GIVEN RECORDS |
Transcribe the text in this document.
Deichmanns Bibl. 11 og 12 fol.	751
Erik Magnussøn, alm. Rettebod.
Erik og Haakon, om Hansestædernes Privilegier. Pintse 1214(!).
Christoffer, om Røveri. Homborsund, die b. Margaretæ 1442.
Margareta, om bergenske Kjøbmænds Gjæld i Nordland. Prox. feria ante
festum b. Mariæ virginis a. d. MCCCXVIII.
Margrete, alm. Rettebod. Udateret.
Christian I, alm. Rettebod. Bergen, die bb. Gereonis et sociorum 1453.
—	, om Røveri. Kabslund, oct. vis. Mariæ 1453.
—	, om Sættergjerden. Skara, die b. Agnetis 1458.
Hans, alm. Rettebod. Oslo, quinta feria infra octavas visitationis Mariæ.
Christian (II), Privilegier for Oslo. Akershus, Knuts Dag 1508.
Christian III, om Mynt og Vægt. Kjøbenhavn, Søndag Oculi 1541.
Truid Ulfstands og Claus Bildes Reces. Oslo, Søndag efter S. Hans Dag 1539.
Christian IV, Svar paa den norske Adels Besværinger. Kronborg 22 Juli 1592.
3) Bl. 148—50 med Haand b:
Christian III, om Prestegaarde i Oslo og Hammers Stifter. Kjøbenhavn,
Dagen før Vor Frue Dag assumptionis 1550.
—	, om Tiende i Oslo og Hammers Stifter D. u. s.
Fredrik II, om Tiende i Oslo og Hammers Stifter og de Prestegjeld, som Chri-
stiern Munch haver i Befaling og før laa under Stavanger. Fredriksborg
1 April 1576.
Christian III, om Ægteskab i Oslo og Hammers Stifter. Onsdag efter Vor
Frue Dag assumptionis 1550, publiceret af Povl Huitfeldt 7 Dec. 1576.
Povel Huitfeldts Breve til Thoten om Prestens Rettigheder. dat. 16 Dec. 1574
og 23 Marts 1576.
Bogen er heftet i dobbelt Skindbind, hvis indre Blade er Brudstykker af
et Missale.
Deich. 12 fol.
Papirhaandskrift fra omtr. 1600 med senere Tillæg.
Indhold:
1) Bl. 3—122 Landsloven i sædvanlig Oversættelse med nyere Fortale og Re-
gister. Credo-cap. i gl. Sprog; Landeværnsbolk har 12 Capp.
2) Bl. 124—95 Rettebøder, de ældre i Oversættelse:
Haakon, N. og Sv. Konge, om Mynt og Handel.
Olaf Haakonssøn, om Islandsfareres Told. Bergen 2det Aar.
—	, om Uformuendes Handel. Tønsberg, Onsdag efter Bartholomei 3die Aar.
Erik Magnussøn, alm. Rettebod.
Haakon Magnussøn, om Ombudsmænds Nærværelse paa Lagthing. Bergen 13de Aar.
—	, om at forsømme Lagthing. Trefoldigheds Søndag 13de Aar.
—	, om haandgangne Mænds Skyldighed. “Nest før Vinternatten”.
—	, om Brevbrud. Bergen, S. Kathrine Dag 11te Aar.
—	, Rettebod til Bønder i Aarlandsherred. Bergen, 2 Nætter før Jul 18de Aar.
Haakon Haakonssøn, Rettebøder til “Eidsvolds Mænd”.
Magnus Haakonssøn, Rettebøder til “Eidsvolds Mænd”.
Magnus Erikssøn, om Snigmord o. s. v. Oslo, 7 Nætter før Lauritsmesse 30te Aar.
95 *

TO BE DONE | Tally the lines holding the string "Christian" and give only the count.

THE ANSWER | 6